(Records about charts and figures)
--- Begin ---

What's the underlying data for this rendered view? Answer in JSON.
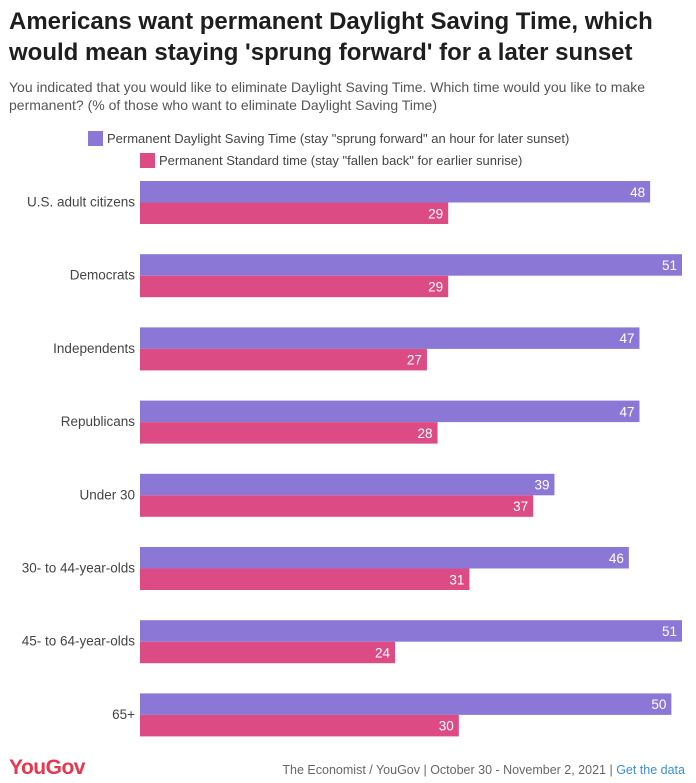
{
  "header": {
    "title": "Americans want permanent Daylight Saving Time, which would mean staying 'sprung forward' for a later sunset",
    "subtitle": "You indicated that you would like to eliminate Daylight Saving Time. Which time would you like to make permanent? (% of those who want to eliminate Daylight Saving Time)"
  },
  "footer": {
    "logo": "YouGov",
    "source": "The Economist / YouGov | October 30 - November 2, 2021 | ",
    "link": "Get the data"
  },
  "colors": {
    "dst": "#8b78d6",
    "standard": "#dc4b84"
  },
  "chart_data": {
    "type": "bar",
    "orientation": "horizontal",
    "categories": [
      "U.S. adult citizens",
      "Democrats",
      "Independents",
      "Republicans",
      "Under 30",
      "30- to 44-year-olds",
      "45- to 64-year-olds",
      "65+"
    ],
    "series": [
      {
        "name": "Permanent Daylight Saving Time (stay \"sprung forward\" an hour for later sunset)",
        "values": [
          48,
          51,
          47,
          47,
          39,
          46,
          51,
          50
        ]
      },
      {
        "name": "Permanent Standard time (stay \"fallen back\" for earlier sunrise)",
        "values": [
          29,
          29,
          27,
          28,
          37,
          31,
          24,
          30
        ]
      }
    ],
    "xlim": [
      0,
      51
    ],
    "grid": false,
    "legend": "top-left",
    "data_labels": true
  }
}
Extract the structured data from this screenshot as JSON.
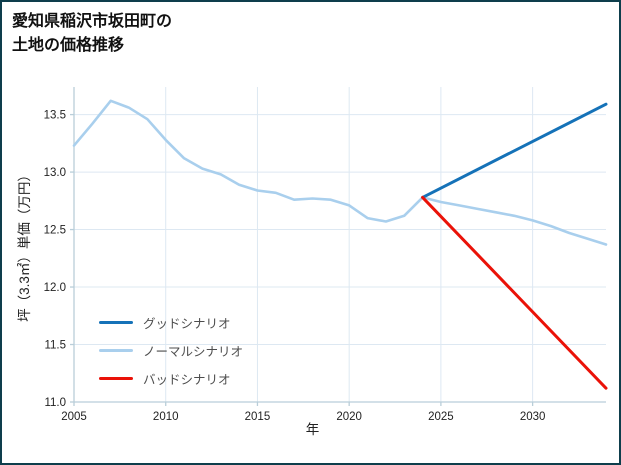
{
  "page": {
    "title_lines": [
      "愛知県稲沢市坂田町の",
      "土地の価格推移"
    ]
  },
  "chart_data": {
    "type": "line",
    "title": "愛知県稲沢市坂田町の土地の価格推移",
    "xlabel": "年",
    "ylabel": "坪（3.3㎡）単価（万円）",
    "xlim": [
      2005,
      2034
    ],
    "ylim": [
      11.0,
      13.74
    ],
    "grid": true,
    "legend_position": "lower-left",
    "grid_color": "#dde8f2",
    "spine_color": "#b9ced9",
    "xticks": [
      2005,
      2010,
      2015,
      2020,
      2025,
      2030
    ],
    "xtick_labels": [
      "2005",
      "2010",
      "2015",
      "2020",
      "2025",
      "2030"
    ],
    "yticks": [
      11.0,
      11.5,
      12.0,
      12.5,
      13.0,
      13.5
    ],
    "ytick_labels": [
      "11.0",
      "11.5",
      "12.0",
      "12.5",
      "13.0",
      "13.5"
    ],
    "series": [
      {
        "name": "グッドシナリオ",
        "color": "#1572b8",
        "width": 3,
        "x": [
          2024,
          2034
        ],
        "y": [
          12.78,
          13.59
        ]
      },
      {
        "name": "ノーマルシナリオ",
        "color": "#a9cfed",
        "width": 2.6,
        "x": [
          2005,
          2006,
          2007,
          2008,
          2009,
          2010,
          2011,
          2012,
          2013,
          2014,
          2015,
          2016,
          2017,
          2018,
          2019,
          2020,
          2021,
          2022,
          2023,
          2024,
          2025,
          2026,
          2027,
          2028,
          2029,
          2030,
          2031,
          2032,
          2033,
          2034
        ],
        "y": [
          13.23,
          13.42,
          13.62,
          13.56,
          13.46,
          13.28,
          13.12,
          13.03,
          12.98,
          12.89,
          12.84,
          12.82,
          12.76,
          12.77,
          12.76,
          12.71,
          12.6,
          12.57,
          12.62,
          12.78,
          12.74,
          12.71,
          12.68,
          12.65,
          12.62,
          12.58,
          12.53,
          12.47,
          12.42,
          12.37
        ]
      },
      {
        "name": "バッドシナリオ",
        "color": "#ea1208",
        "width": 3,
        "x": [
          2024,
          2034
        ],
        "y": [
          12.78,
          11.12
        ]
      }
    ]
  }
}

--- End ---

◆ Challenge
Pictures are to be left out; the records above must be repeated word for word.

◆ Reply
What's the underlying data for this rendered view? Answer in JSON.
{
  "header": {
    "title": "Americans want permanent Daylight Saving Time, which would mean staying 'sprung forward' for a later sunset",
    "subtitle": "You indicated that you would like to eliminate Daylight Saving Time. Which time would you like to make permanent? (% of those who want to eliminate Daylight Saving Time)"
  },
  "footer": {
    "logo": "YouGov",
    "source": "The Economist / YouGov | October 30 - November 2, 2021 | ",
    "link": "Get the data"
  },
  "colors": {
    "dst": "#8b78d6",
    "standard": "#dc4b84"
  },
  "chart_data": {
    "type": "bar",
    "orientation": "horizontal",
    "categories": [
      "U.S. adult citizens",
      "Democrats",
      "Independents",
      "Republicans",
      "Under 30",
      "30- to 44-year-olds",
      "45- to 64-year-olds",
      "65+"
    ],
    "series": [
      {
        "name": "Permanent Daylight Saving Time (stay \"sprung forward\" an hour for later sunset)",
        "values": [
          48,
          51,
          47,
          47,
          39,
          46,
          51,
          50
        ]
      },
      {
        "name": "Permanent Standard time (stay \"fallen back\" for earlier sunrise)",
        "values": [
          29,
          29,
          27,
          28,
          37,
          31,
          24,
          30
        ]
      }
    ],
    "xlim": [
      0,
      51
    ],
    "grid": false,
    "legend": "top-left",
    "data_labels": true
  }
}
Extract the structured data from this screenshot as JSON.
{
  "page": {
    "title_lines": [
      "愛知県稲沢市坂田町の",
      "土地の価格推移"
    ]
  },
  "chart_data": {
    "type": "line",
    "title": "愛知県稲沢市坂田町の土地の価格推移",
    "xlabel": "年",
    "ylabel": "坪（3.3㎡）単価（万円）",
    "xlim": [
      2005,
      2034
    ],
    "ylim": [
      11.0,
      13.74
    ],
    "grid": true,
    "legend_position": "lower-left",
    "grid_color": "#dde8f2",
    "spine_color": "#b9ced9",
    "xticks": [
      2005,
      2010,
      2015,
      2020,
      2025,
      2030
    ],
    "xtick_labels": [
      "2005",
      "2010",
      "2015",
      "2020",
      "2025",
      "2030"
    ],
    "yticks": [
      11.0,
      11.5,
      12.0,
      12.5,
      13.0,
      13.5
    ],
    "ytick_labels": [
      "11.0",
      "11.5",
      "12.0",
      "12.5",
      "13.0",
      "13.5"
    ],
    "series": [
      {
        "name": "グッドシナリオ",
        "color": "#1572b8",
        "width": 3,
        "x": [
          2024,
          2034
        ],
        "y": [
          12.78,
          13.59
        ]
      },
      {
        "name": "ノーマルシナリオ",
        "color": "#a9cfed",
        "width": 2.6,
        "x": [
          2005,
          2006,
          2007,
          2008,
          2009,
          2010,
          2011,
          2012,
          2013,
          2014,
          2015,
          2016,
          2017,
          2018,
          2019,
          2020,
          2021,
          2022,
          2023,
          2024,
          2025,
          2026,
          2027,
          2028,
          2029,
          2030,
          2031,
          2032,
          2033,
          2034
        ],
        "y": [
          13.23,
          13.42,
          13.62,
          13.56,
          13.46,
          13.28,
          13.12,
          13.03,
          12.98,
          12.89,
          12.84,
          12.82,
          12.76,
          12.77,
          12.76,
          12.71,
          12.6,
          12.57,
          12.62,
          12.78,
          12.74,
          12.71,
          12.68,
          12.65,
          12.62,
          12.58,
          12.53,
          12.47,
          12.42,
          12.37
        ]
      },
      {
        "name": "バッドシナリオ",
        "color": "#ea1208",
        "width": 3,
        "x": [
          2024,
          2034
        ],
        "y": [
          12.78,
          11.12
        ]
      }
    ]
  }
}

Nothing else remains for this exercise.